[Challenge] In the records below, swap "buttons" for "controls" and leave every other part unchanged.

*** Records for processing

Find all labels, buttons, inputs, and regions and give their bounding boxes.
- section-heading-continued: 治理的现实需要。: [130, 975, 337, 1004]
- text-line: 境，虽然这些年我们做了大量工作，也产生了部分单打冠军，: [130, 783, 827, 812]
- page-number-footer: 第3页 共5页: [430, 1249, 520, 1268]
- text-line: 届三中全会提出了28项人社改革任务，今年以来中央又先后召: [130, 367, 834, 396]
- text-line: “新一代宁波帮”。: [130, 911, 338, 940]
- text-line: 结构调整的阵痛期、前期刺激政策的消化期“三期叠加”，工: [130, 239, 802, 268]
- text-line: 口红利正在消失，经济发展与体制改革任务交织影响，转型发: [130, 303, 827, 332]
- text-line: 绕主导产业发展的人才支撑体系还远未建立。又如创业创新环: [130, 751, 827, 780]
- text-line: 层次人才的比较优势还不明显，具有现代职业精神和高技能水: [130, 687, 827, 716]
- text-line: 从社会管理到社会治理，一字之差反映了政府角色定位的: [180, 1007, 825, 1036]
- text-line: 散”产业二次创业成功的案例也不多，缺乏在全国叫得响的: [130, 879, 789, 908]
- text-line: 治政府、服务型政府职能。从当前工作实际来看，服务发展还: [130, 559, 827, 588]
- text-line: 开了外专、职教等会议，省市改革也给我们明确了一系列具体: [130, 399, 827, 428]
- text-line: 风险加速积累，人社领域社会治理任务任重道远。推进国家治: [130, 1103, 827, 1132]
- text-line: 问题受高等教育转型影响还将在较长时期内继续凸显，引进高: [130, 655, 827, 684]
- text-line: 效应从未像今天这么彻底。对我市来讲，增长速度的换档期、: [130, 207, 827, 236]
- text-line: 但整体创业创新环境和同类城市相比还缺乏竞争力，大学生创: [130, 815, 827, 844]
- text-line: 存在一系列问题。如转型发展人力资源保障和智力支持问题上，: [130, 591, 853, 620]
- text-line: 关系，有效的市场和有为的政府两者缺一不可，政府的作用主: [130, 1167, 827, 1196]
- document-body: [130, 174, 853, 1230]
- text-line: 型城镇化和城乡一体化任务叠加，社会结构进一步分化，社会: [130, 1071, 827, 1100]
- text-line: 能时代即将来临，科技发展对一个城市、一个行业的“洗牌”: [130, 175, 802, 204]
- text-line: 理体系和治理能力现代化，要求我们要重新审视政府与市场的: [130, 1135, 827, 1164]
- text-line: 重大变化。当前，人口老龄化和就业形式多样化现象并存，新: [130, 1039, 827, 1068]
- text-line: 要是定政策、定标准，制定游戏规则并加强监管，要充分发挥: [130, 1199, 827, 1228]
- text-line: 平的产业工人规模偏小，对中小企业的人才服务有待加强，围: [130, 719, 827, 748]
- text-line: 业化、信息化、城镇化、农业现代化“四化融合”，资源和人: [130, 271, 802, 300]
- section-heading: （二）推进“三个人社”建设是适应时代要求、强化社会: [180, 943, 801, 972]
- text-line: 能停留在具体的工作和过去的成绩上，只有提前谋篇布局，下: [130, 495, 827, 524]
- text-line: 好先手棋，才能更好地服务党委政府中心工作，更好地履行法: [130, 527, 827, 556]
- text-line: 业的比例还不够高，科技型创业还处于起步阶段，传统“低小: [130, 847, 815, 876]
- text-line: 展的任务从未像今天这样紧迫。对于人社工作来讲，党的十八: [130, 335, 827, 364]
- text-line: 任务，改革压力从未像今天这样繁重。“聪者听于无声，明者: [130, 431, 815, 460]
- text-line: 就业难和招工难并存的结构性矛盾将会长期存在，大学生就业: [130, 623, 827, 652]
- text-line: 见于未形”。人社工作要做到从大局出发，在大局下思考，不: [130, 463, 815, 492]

******

[Task answer]
Find all labels, controls, inputs, and regions and give their bounding boxes.
- section-heading-continued: 治理的现实需要。: [130, 975, 337, 1004]
- text-line: 境，虽然这些年我们做了大量工作，也产生了部分单打冠军，: [130, 783, 827, 812]
- page-number-footer: 第3页 共5页: [430, 1249, 520, 1268]
- text-line: 届三中全会提出了28项人社改革任务，今年以来中央又先后召: [130, 367, 834, 396]
- text-line: “新一代宁波帮”。: [130, 911, 338, 940]
- text-line: 结构调整的阵痛期、前期刺激政策的消化期“三期叠加”，工: [130, 239, 802, 268]
- text-line: 口红利正在消失，经济发展与体制改革任务交织影响，转型发: [130, 303, 827, 332]
- text-line: 绕主导产业发展的人才支撑体系还远未建立。又如创业创新环: [130, 751, 827, 780]
- text-line: 层次人才的比较优势还不明显，具有现代职业精神和高技能水: [130, 687, 827, 716]
- text-line: 从社会管理到社会治理，一字之差反映了政府角色定位的: [180, 1007, 825, 1036]
- text-line: 散”产业二次创业成功的案例也不多，缺乏在全国叫得响的: [130, 879, 789, 908]
- text-line: 治政府、服务型政府职能。从当前工作实际来看，服务发展还: [130, 559, 827, 588]
- text-line: 开了外专、职教等会议，省市改革也给我们明确了一系列具体: [130, 399, 827, 428]
- text-line: 风险加速积累，人社领域社会治理任务任重道远。推进国家治: [130, 1103, 827, 1132]
- text-line: 问题受高等教育转型影响还将在较长时期内继续凸显，引进高: [130, 655, 827, 684]
- text-line: 效应从未像今天这么彻底。对我市来讲，增长速度的换档期、: [130, 207, 827, 236]
- text-line: 但整体创业创新环境和同类城市相比还缺乏竞争力，大学生创: [130, 815, 827, 844]
- text-line: 存在一系列问题。如转型发展人力资源保障和智力支持问题上，: [130, 591, 853, 620]
- text-line: 关系，有效的市场和有为的政府两者缺一不可，政府的作用主: [130, 1167, 827, 1196]
- document-body: [130, 174, 853, 1230]
- text-line: 型城镇化和城乡一体化任务叠加，社会结构进一步分化，社会: [130, 1071, 827, 1100]
- text-line: 能时代即将来临，科技发展对一个城市、一个行业的“洗牌”: [130, 175, 802, 204]
- text-line: 理体系和治理能力现代化，要求我们要重新审视政府与市场的: [130, 1135, 827, 1164]
- text-line: 重大变化。当前，人口老龄化和就业形式多样化现象并存，新: [130, 1039, 827, 1068]
- text-line: 要是定政策、定标准，制定游戏规则并加强监管，要充分发挥: [130, 1199, 827, 1228]
- text-line: 平的产业工人规模偏小，对中小企业的人才服务有待加强，围: [130, 719, 827, 748]
- text-line: 业化、信息化、城镇化、农业现代化“四化融合”，资源和人: [130, 271, 802, 300]
- section-heading: （二）推进“三个人社”建设是适应时代要求、强化社会: [180, 943, 801, 972]
- text-line: 能停留在具体的工作和过去的成绩上，只有提前谋篇布局，下: [130, 495, 827, 524]
- text-line: 好先手棋，才能更好地服务党委政府中心工作，更好地履行法: [130, 527, 827, 556]
- text-line: 业的比例还不够高，科技型创业还处于起步阶段，传统“低小: [130, 847, 815, 876]
- text-line: 展的任务从未像今天这样紧迫。对于人社工作来讲，党的十八: [130, 335, 827, 364]
- text-line: 任务，改革压力从未像今天这样繁重。“聪者听于无声，明者: [130, 431, 815, 460]
- text-line: 就业难和招工难并存的结构性矛盾将会长期存在，大学生就业: [130, 623, 827, 652]
- text-line: 见于未形”。人社工作要做到从大局出发，在大局下思考，不: [130, 463, 815, 492]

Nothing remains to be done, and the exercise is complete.